## To do
Repeat the records in full and exactly, omitting pictures.

## Data to process

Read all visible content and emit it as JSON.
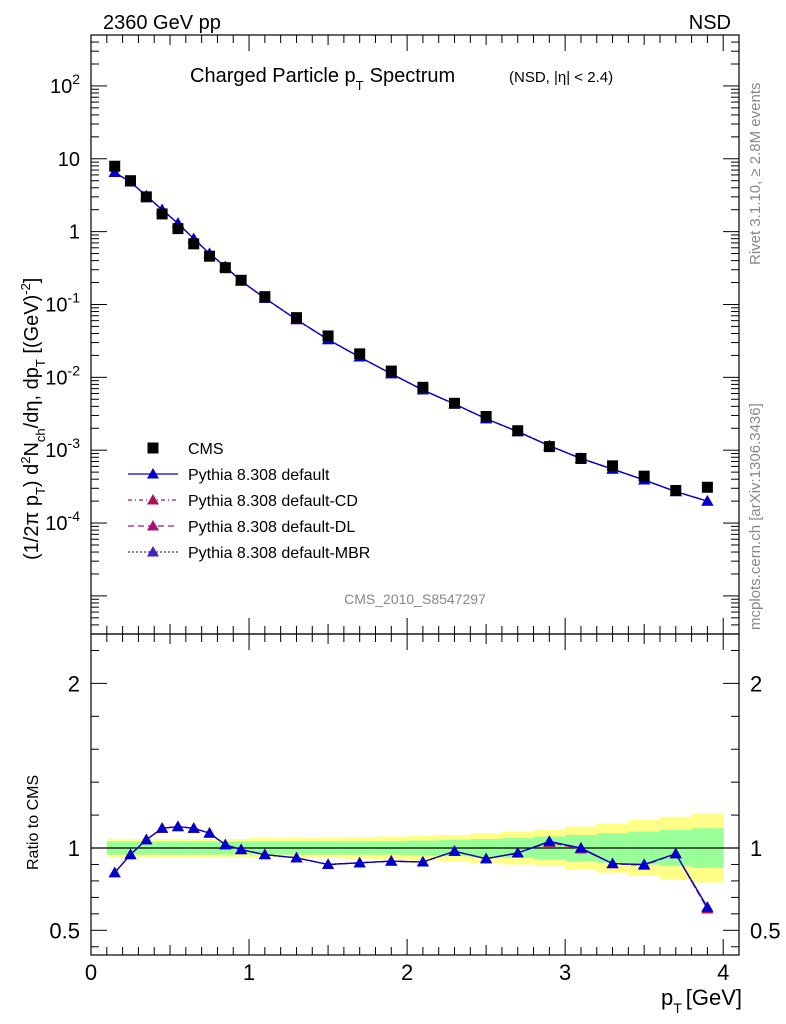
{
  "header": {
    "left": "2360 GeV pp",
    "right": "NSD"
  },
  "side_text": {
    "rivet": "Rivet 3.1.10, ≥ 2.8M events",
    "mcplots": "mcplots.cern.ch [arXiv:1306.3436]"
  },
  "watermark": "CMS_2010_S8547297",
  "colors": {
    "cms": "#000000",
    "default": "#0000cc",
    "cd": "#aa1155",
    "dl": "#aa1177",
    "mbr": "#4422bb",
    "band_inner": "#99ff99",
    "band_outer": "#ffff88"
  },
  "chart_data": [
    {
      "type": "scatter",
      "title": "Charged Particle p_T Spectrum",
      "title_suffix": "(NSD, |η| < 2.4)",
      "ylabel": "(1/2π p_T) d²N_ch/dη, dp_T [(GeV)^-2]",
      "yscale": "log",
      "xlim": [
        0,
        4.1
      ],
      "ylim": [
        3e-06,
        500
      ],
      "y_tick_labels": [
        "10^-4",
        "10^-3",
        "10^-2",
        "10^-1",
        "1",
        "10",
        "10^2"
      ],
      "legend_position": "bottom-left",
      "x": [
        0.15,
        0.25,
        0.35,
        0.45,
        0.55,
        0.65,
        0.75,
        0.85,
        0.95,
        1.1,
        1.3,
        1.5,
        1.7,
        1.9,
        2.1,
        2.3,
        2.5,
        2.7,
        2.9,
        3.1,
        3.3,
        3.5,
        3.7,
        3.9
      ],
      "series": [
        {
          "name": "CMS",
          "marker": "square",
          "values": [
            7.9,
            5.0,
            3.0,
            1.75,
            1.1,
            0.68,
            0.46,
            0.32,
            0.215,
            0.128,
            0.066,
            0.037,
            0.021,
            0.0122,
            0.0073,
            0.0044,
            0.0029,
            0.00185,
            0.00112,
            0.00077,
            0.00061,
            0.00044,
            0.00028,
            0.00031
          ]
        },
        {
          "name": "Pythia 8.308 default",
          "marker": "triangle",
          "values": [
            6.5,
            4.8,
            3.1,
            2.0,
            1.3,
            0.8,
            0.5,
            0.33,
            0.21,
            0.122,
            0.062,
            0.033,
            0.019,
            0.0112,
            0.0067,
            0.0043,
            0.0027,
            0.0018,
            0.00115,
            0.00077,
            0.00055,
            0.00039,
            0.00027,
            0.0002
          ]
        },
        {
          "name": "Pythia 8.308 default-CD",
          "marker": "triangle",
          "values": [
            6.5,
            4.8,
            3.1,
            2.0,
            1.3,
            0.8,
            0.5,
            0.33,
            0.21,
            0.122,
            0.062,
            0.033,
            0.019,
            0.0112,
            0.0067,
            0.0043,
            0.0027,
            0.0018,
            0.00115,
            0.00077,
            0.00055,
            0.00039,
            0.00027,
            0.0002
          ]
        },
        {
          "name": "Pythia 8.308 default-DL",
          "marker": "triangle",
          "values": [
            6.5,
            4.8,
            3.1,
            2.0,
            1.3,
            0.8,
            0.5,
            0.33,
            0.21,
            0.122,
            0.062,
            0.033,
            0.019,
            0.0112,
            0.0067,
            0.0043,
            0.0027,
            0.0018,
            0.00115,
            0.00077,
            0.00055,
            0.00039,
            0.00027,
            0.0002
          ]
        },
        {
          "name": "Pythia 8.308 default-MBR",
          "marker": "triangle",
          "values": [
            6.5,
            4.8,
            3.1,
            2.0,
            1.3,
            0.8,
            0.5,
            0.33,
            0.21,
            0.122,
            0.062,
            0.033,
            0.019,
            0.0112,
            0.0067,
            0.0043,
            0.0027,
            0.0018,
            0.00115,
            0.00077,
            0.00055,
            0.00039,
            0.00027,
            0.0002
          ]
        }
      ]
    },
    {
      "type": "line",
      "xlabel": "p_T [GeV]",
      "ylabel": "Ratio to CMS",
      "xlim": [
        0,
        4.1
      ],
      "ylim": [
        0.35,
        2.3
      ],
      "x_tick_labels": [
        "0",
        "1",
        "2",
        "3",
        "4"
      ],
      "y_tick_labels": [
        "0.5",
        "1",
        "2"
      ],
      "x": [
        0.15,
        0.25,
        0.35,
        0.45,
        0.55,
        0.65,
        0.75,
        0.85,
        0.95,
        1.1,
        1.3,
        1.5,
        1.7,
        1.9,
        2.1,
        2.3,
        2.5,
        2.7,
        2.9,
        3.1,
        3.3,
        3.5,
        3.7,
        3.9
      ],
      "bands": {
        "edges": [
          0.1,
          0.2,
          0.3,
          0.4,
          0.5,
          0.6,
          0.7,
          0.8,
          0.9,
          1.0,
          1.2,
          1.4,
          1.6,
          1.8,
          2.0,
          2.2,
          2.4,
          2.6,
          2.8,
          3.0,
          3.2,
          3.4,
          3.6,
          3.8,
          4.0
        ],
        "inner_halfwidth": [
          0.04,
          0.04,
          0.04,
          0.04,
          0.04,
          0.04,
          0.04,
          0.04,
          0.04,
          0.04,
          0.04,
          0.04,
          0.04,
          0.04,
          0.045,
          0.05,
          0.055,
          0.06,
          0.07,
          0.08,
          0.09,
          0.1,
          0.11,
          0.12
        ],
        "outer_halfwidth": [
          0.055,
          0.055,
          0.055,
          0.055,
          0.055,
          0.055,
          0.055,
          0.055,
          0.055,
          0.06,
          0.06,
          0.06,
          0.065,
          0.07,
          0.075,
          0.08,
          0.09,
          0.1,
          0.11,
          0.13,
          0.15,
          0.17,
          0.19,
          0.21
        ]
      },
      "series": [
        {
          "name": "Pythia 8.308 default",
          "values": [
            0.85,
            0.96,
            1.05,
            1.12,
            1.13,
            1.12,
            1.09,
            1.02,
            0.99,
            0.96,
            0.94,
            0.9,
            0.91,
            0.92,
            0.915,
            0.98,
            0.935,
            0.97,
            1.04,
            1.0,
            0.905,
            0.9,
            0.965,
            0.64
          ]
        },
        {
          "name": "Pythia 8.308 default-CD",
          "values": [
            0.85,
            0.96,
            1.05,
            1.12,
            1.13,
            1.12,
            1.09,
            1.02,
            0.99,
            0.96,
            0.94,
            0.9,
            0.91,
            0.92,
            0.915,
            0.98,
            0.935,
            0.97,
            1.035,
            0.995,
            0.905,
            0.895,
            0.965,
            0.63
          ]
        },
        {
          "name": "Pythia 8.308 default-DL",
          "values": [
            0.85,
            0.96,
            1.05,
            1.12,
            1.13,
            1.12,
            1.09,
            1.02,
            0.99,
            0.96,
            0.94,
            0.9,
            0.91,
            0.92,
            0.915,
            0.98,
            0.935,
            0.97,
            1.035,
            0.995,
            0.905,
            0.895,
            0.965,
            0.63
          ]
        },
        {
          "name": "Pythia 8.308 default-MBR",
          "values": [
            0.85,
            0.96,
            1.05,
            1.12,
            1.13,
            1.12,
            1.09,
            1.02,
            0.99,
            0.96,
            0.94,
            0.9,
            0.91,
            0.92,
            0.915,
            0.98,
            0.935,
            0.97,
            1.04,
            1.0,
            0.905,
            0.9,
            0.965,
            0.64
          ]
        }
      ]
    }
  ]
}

## Exercise solution
Read all visible content and emit it as JSON.
{
  "header": {
    "left": "2360 GeV pp",
    "right": "NSD"
  },
  "side_text": {
    "rivet": "Rivet 3.1.10, ≥ 2.8M events",
    "mcplots": "mcplots.cern.ch [arXiv:1306.3436]"
  },
  "watermark": "CMS_2010_S8547297",
  "colors": {
    "cms": "#000000",
    "default": "#0000cc",
    "cd": "#aa1155",
    "dl": "#aa1177",
    "mbr": "#4422bb",
    "band_inner": "#99ff99",
    "band_outer": "#ffff88"
  },
  "chart_data": [
    {
      "type": "scatter",
      "title": "Charged Particle p_T Spectrum",
      "title_suffix": "(NSD, |η| < 2.4)",
      "ylabel": "(1/2π p_T) d²N_ch/dη, dp_T [(GeV)^-2]",
      "yscale": "log",
      "xlim": [
        0,
        4.1
      ],
      "ylim": [
        3e-06,
        500
      ],
      "y_tick_labels": [
        "10^-4",
        "10^-3",
        "10^-2",
        "10^-1",
        "1",
        "10",
        "10^2"
      ],
      "legend_position": "bottom-left",
      "x": [
        0.15,
        0.25,
        0.35,
        0.45,
        0.55,
        0.65,
        0.75,
        0.85,
        0.95,
        1.1,
        1.3,
        1.5,
        1.7,
        1.9,
        2.1,
        2.3,
        2.5,
        2.7,
        2.9,
        3.1,
        3.3,
        3.5,
        3.7,
        3.9
      ],
      "series": [
        {
          "name": "CMS",
          "marker": "square",
          "values": [
            7.9,
            5.0,
            3.0,
            1.75,
            1.1,
            0.68,
            0.46,
            0.32,
            0.215,
            0.128,
            0.066,
            0.037,
            0.021,
            0.0122,
            0.0073,
            0.0044,
            0.0029,
            0.00185,
            0.00112,
            0.00077,
            0.00061,
            0.00044,
            0.00028,
            0.00031
          ]
        },
        {
          "name": "Pythia 8.308 default",
          "marker": "triangle",
          "values": [
            6.5,
            4.8,
            3.1,
            2.0,
            1.3,
            0.8,
            0.5,
            0.33,
            0.21,
            0.122,
            0.062,
            0.033,
            0.019,
            0.0112,
            0.0067,
            0.0043,
            0.0027,
            0.0018,
            0.00115,
            0.00077,
            0.00055,
            0.00039,
            0.00027,
            0.0002
          ]
        },
        {
          "name": "Pythia 8.308 default-CD",
          "marker": "triangle",
          "values": [
            6.5,
            4.8,
            3.1,
            2.0,
            1.3,
            0.8,
            0.5,
            0.33,
            0.21,
            0.122,
            0.062,
            0.033,
            0.019,
            0.0112,
            0.0067,
            0.0043,
            0.0027,
            0.0018,
            0.00115,
            0.00077,
            0.00055,
            0.00039,
            0.00027,
            0.0002
          ]
        },
        {
          "name": "Pythia 8.308 default-DL",
          "marker": "triangle",
          "values": [
            6.5,
            4.8,
            3.1,
            2.0,
            1.3,
            0.8,
            0.5,
            0.33,
            0.21,
            0.122,
            0.062,
            0.033,
            0.019,
            0.0112,
            0.0067,
            0.0043,
            0.0027,
            0.0018,
            0.00115,
            0.00077,
            0.00055,
            0.00039,
            0.00027,
            0.0002
          ]
        },
        {
          "name": "Pythia 8.308 default-MBR",
          "marker": "triangle",
          "values": [
            6.5,
            4.8,
            3.1,
            2.0,
            1.3,
            0.8,
            0.5,
            0.33,
            0.21,
            0.122,
            0.062,
            0.033,
            0.019,
            0.0112,
            0.0067,
            0.0043,
            0.0027,
            0.0018,
            0.00115,
            0.00077,
            0.00055,
            0.00039,
            0.00027,
            0.0002
          ]
        }
      ]
    },
    {
      "type": "line",
      "xlabel": "p_T [GeV]",
      "ylabel": "Ratio to CMS",
      "xlim": [
        0,
        4.1
      ],
      "ylim": [
        0.35,
        2.3
      ],
      "x_tick_labels": [
        "0",
        "1",
        "2",
        "3",
        "4"
      ],
      "y_tick_labels": [
        "0.5",
        "1",
        "2"
      ],
      "x": [
        0.15,
        0.25,
        0.35,
        0.45,
        0.55,
        0.65,
        0.75,
        0.85,
        0.95,
        1.1,
        1.3,
        1.5,
        1.7,
        1.9,
        2.1,
        2.3,
        2.5,
        2.7,
        2.9,
        3.1,
        3.3,
        3.5,
        3.7,
        3.9
      ],
      "bands": {
        "edges": [
          0.1,
          0.2,
          0.3,
          0.4,
          0.5,
          0.6,
          0.7,
          0.8,
          0.9,
          1.0,
          1.2,
          1.4,
          1.6,
          1.8,
          2.0,
          2.2,
          2.4,
          2.6,
          2.8,
          3.0,
          3.2,
          3.4,
          3.6,
          3.8,
          4.0
        ],
        "inner_halfwidth": [
          0.04,
          0.04,
          0.04,
          0.04,
          0.04,
          0.04,
          0.04,
          0.04,
          0.04,
          0.04,
          0.04,
          0.04,
          0.04,
          0.04,
          0.045,
          0.05,
          0.055,
          0.06,
          0.07,
          0.08,
          0.09,
          0.1,
          0.11,
          0.12
        ],
        "outer_halfwidth": [
          0.055,
          0.055,
          0.055,
          0.055,
          0.055,
          0.055,
          0.055,
          0.055,
          0.055,
          0.06,
          0.06,
          0.06,
          0.065,
          0.07,
          0.075,
          0.08,
          0.09,
          0.1,
          0.11,
          0.13,
          0.15,
          0.17,
          0.19,
          0.21
        ]
      },
      "series": [
        {
          "name": "Pythia 8.308 default",
          "values": [
            0.85,
            0.96,
            1.05,
            1.12,
            1.13,
            1.12,
            1.09,
            1.02,
            0.99,
            0.96,
            0.94,
            0.9,
            0.91,
            0.92,
            0.915,
            0.98,
            0.935,
            0.97,
            1.04,
            1.0,
            0.905,
            0.9,
            0.965,
            0.64
          ]
        },
        {
          "name": "Pythia 8.308 default-CD",
          "values": [
            0.85,
            0.96,
            1.05,
            1.12,
            1.13,
            1.12,
            1.09,
            1.02,
            0.99,
            0.96,
            0.94,
            0.9,
            0.91,
            0.92,
            0.915,
            0.98,
            0.935,
            0.97,
            1.035,
            0.995,
            0.905,
            0.895,
            0.965,
            0.63
          ]
        },
        {
          "name": "Pythia 8.308 default-DL",
          "values": [
            0.85,
            0.96,
            1.05,
            1.12,
            1.13,
            1.12,
            1.09,
            1.02,
            0.99,
            0.96,
            0.94,
            0.9,
            0.91,
            0.92,
            0.915,
            0.98,
            0.935,
            0.97,
            1.035,
            0.995,
            0.905,
            0.895,
            0.965,
            0.63
          ]
        },
        {
          "name": "Pythia 8.308 default-MBR",
          "values": [
            0.85,
            0.96,
            1.05,
            1.12,
            1.13,
            1.12,
            1.09,
            1.02,
            0.99,
            0.96,
            0.94,
            0.9,
            0.91,
            0.92,
            0.915,
            0.98,
            0.935,
            0.97,
            1.04,
            1.0,
            0.905,
            0.9,
            0.965,
            0.64
          ]
        }
      ]
    }
  ]
}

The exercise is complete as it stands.